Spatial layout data
-----

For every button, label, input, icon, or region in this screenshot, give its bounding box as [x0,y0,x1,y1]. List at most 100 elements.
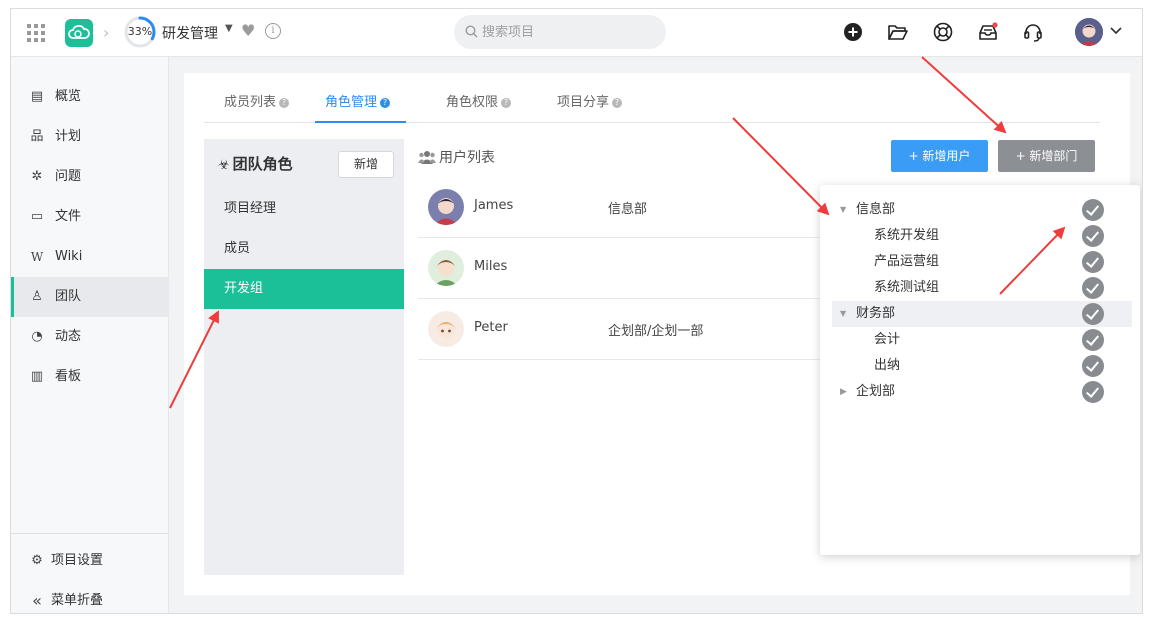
sidebar-item-plan[interactable]: 品 计划 [11,117,169,157]
check-circle-icon[interactable] [1082,355,1104,377]
collapse-menu-label: 菜单折叠 [51,593,104,608]
dept-node-finance[interactable]: ▼ 财务部 [832,301,1132,327]
dept-label: 会计 [874,332,901,347]
dept-node-planning[interactable]: ▶ 企划部 [832,379,1132,405]
tab-role-management[interactable]: 角色管理? [315,87,406,123]
dept-label: 系统测试组 [874,280,940,295]
check-circle-icon[interactable] [1082,251,1104,273]
sidebar-item-label: 动态 [55,329,82,344]
department-tree-dropdown: ▼ 信息部 系统开发组 产品运营组 系统测试组 ▼ 财务部 会计 出纳 ▶ 企划… [820,185,1140,555]
tab-label: 角色管理 [325,95,378,110]
search-input[interactable] [482,23,652,41]
user-menu-chevron-down-icon[interactable] [1109,23,1123,41]
breadcrumb-chevron-icon: › [103,23,110,42]
folder-icon: ▭ [30,209,44,224]
board-icon: ▥ [30,369,44,384]
favorite-heart-icon[interactable]: ♥ [241,21,255,40]
sidebar-item-issues[interactable]: ✲ 问题 [11,157,169,197]
sidebar-item-label: 团队 [55,289,82,304]
project-progress-ring: 33% [123,15,157,49]
lifebuoy-icon[interactable] [932,21,954,43]
progress-text: 33% [127,25,153,38]
cloud-logo-icon[interactable] [65,19,93,47]
team-roles-title: ☣ 团队角色 [218,153,293,174]
sidebar-item-label: 文件 [55,209,82,224]
sidebar-item-wiki[interactable]: W Wiki [11,237,169,277]
dept-label: 信息部 [856,202,896,217]
search-box[interactable] [454,15,666,49]
dept-node-sysdev[interactable]: 系统开发组 [832,223,1132,249]
avatar [428,189,464,225]
dept-label: 产品运营组 [874,254,940,269]
sidebar-divider [11,533,168,534]
add-department-button[interactable]: + 新增部门 [998,140,1095,172]
sidebar-item-board[interactable]: ▥ 看板 [11,357,169,397]
collapse-menu-button[interactable]: « 菜单折叠 [11,581,169,613]
project-dropdown-caret-icon[interactable]: ▼ [225,23,233,34]
tab-role-permissions[interactable]: 角色权限? [436,87,521,123]
apps-grid-icon[interactable] [27,24,45,42]
team-roles-title-text: 团队角色 [232,155,293,173]
team-icon: ♙ [31,289,43,304]
help-icon: ? [612,98,623,108]
tab-bar: 成员列表? 角色管理? 角色权限? 项目分享? [204,87,1100,123]
add-role-button[interactable]: 新增 [338,151,394,178]
user-row[interactable]: James 信息部 [418,177,838,238]
check-circle-icon[interactable] [1082,381,1104,403]
dept-node-info[interactable]: ▼ 信息部 [832,197,1132,223]
collapsed-caret-icon[interactable]: ▶ [840,379,847,405]
team-roles-panel: ☣ 团队角色 新增 项目经理 成员 开发组 [204,139,404,575]
headset-support-icon[interactable] [1022,21,1044,43]
role-item-dev-group[interactable]: 开发组 [204,269,404,309]
inbox-notification-icon[interactable] [977,21,999,43]
dept-node-accounting[interactable]: 会计 [832,327,1132,353]
sidebar-item-activity[interactable]: ◔ 动态 [11,317,169,357]
overview-icon: ▤ [30,89,44,104]
dept-label: 出纳 [874,358,901,373]
user-department: 信息部 [608,202,648,217]
activity-icon: ◔ [31,329,43,344]
check-circle-icon[interactable] [1082,329,1104,351]
tab-project-share[interactable]: 项目分享? [547,87,632,123]
check-circle-icon[interactable] [1082,199,1104,221]
user-avatar[interactable] [1075,18,1103,46]
lock-icon: ☣ [218,158,230,173]
sidebar-item-label: 概览 [55,89,82,104]
plan-icon: 品 [30,129,44,144]
project-name[interactable]: 研发管理 [162,23,218,43]
dept-node-product-ops[interactable]: 产品运营组 [832,249,1132,275]
dept-label: 企划部 [856,384,896,399]
sidebar-item-overview[interactable]: ▤ 概览 [11,77,169,117]
user-department: 企划部/企划一部 [608,324,704,339]
help-icon: ? [380,98,391,108]
expanded-caret-icon[interactable]: ▼ [840,197,846,223]
help-icon: ? [279,98,290,108]
sidebar-item-files[interactable]: ▭ 文件 [11,197,169,237]
dept-node-cashier[interactable]: 出纳 [832,353,1132,379]
user-row[interactable]: Miles [418,238,838,299]
sidebar-item-team[interactable]: ♙ 团队 [11,277,169,317]
top-bar: › 33% 研发管理 ▼ ♥ i [11,9,1142,57]
user-list-title: 用户列表 [418,147,495,168]
avatar [428,250,464,286]
help-icon: ? [501,98,512,108]
sidebar-item-label: Wiki [55,249,83,264]
tab-member-list[interactable]: 成员列表? [214,87,299,123]
project-settings-button[interactable]: ⚙ 项目设置 [11,541,169,581]
folder-open-icon[interactable] [887,21,909,43]
add-user-button[interactable]: + 新增用户 [891,140,988,172]
info-icon[interactable]: i [265,23,281,39]
user-list-title-text: 用户列表 [439,150,495,166]
role-item-project-manager[interactable]: 项目经理 [204,189,404,229]
check-circle-icon[interactable] [1082,303,1104,325]
check-circle-icon[interactable] [1082,277,1104,299]
tab-label: 成员列表 [224,95,277,110]
sidebar-item-label: 问题 [55,169,82,184]
user-row[interactable]: Peter 企划部/企划一部 [418,299,838,360]
expanded-caret-icon[interactable]: ▼ [840,301,846,327]
check-circle-icon[interactable] [1082,225,1104,247]
dept-node-systest[interactable]: 系统测试组 [832,275,1132,301]
role-item-member[interactable]: 成员 [204,229,404,269]
wiki-icon: W [30,250,44,264]
add-circle-icon[interactable] [842,21,864,43]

-----

Instructions to follow: Could you print all of these records again word for word, leaving out the pictures?

Written solution:
For every button, label, input, icon, or region in this screenshot, give its bounding box as [x0,y0,x1,y1]. List at most 100 elements.
sidebar-item-plan[interactable]: 品 计划 [11,117,169,157]
check-circle-icon[interactable] [1082,355,1104,377]
collapse-menu-label: 菜单折叠 [51,593,104,608]
dept-node-finance[interactable]: ▼ 财务部 [832,301,1132,327]
dept-label: 会计 [874,332,901,347]
dept-node-planning[interactable]: ▶ 企划部 [832,379,1132,405]
tab-role-management[interactable]: 角色管理? [315,87,406,123]
dept-label: 系统测试组 [874,280,940,295]
check-circle-icon[interactable] [1082,251,1104,273]
sidebar-item-label: 动态 [55,329,82,344]
department-tree-dropdown: ▼ 信息部 系统开发组 产品运营组 系统测试组 ▼ 财务部 会计 出纳 ▶ 企划… [820,185,1140,555]
tab-label: 角色管理 [325,95,378,110]
search-input[interactable] [482,23,652,41]
user-menu-chevron-down-icon[interactable] [1109,23,1123,41]
breadcrumb-chevron-icon: › [103,23,110,42]
folder-icon: ▭ [30,209,44,224]
board-icon: ▥ [30,369,44,384]
favorite-heart-icon[interactable]: ♥ [241,21,255,40]
sidebar-item-issues[interactable]: ✲ 问题 [11,157,169,197]
sidebar-item-label: 团队 [55,289,82,304]
project-progress-ring: 33% [123,15,157,49]
lifebuoy-icon[interactable] [932,21,954,43]
progress-text: 33% [127,25,153,38]
cloud-logo-icon[interactable] [65,19,93,47]
team-roles-title: ☣ 团队角色 [218,153,293,174]
sidebar-item-label: 文件 [55,209,82,224]
sidebar-item-wiki[interactable]: W Wiki [11,237,169,277]
dept-label: 信息部 [856,202,896,217]
search-box[interactable] [454,15,666,49]
dept-node-sysdev[interactable]: 系统开发组 [832,223,1132,249]
avatar [428,189,464,225]
dept-label: 产品运营组 [874,254,940,269]
sidebar-divider [11,533,168,534]
add-department-button[interactable]: + 新增部门 [998,140,1095,172]
sidebar-item-board[interactable]: ▥ 看板 [11,357,169,397]
collapse-menu-button[interactable]: « 菜单折叠 [11,581,169,613]
project-dropdown-caret-icon[interactable]: ▼ [225,23,233,34]
tab-role-permissions[interactable]: 角色权限? [436,87,521,123]
apps-grid-icon[interactable] [27,24,45,42]
team-roles-title-text: 团队角色 [232,155,293,173]
team-icon: ♙ [31,289,43,304]
help-icon: ? [612,98,623,108]
tab-bar: 成员列表? 角色管理? 角色权限? 项目分享? [204,87,1100,123]
add-role-button[interactable]: 新增 [338,151,394,178]
user-row[interactable]: James 信息部 [418,177,838,238]
check-circle-icon[interactable] [1082,381,1104,403]
dept-node-info[interactable]: ▼ 信息部 [832,197,1132,223]
collapsed-caret-icon[interactable]: ▶ [840,379,847,405]
team-roles-panel: ☣ 团队角色 新增 项目经理 成员 开发组 [204,139,404,575]
headset-support-icon[interactable] [1022,21,1044,43]
role-item-dev-group[interactable]: 开发组 [204,269,404,309]
inbox-notification-icon[interactable] [977,21,999,43]
dept-node-accounting[interactable]: 会计 [832,327,1132,353]
sidebar-item-activity[interactable]: ◔ 动态 [11,317,169,357]
overview-icon: ▤ [30,89,44,104]
dept-label: 出纳 [874,358,901,373]
user-department: 信息部 [608,202,648,217]
activity-icon: ◔ [31,329,43,344]
check-circle-icon[interactable] [1082,329,1104,351]
tab-project-share[interactable]: 项目分享? [547,87,632,123]
check-circle-icon[interactable] [1082,199,1104,221]
user-avatar[interactable] [1075,18,1103,46]
lock-icon: ☣ [218,158,230,173]
sidebar-item-label: 概览 [55,89,82,104]
plan-icon: 品 [30,129,44,144]
project-name[interactable]: 研发管理 [162,23,218,43]
dept-node-product-ops[interactable]: 产品运营组 [832,249,1132,275]
dept-label: 企划部 [856,384,896,399]
sidebar-item-overview[interactable]: ▤ 概览 [11,77,169,117]
user-department: 企划部/企划一部 [608,324,704,339]
help-icon: ? [380,98,391,108]
expanded-caret-icon[interactable]: ▼ [840,197,846,223]
help-icon: ? [279,98,290,108]
sidebar-item-files[interactable]: ▭ 文件 [11,197,169,237]
dept-node-cashier[interactable]: 出纳 [832,353,1132,379]
user-row[interactable]: Miles [418,238,838,299]
sidebar-item-team[interactable]: ♙ 团队 [11,277,169,317]
top-bar: › 33% 研发管理 ▼ ♥ i [11,9,1142,57]
user-list-title: 用户列表 [418,147,495,168]
avatar [428,250,464,286]
help-icon: ? [501,98,512,108]
sidebar-item-label: Wiki [55,249,83,264]
tab-member-list[interactable]: 成员列表? [214,87,299,123]
project-settings-button[interactable]: ⚙ 项目设置 [11,541,169,581]
folder-open-icon[interactable] [887,21,909,43]
add-user-button[interactable]: + 新增用户 [891,140,988,172]
info-icon[interactable]: i [265,23,281,39]
user-list-title-text: 用户列表 [439,150,495,166]
role-item-project-manager[interactable]: 项目经理 [204,189,404,229]
check-circle-icon[interactable] [1082,303,1104,325]
check-circle-icon[interactable] [1082,277,1104,299]
tab-label: 成员列表 [224,95,277,110]
sidebar-item-label: 问题 [55,169,82,184]
user-row[interactable]: Peter 企划部/企划一部 [418,299,838,360]
expanded-caret-icon[interactable]: ▼ [840,301,846,327]
check-circle-icon[interactable] [1082,225,1104,247]
dept-node-systest[interactable]: 系统测试组 [832,275,1132,301]
role-item-member[interactable]: 成员 [204,229,404,269]
wiki-icon: W [30,250,44,264]
add-circle-icon[interactable] [842,21,864,43]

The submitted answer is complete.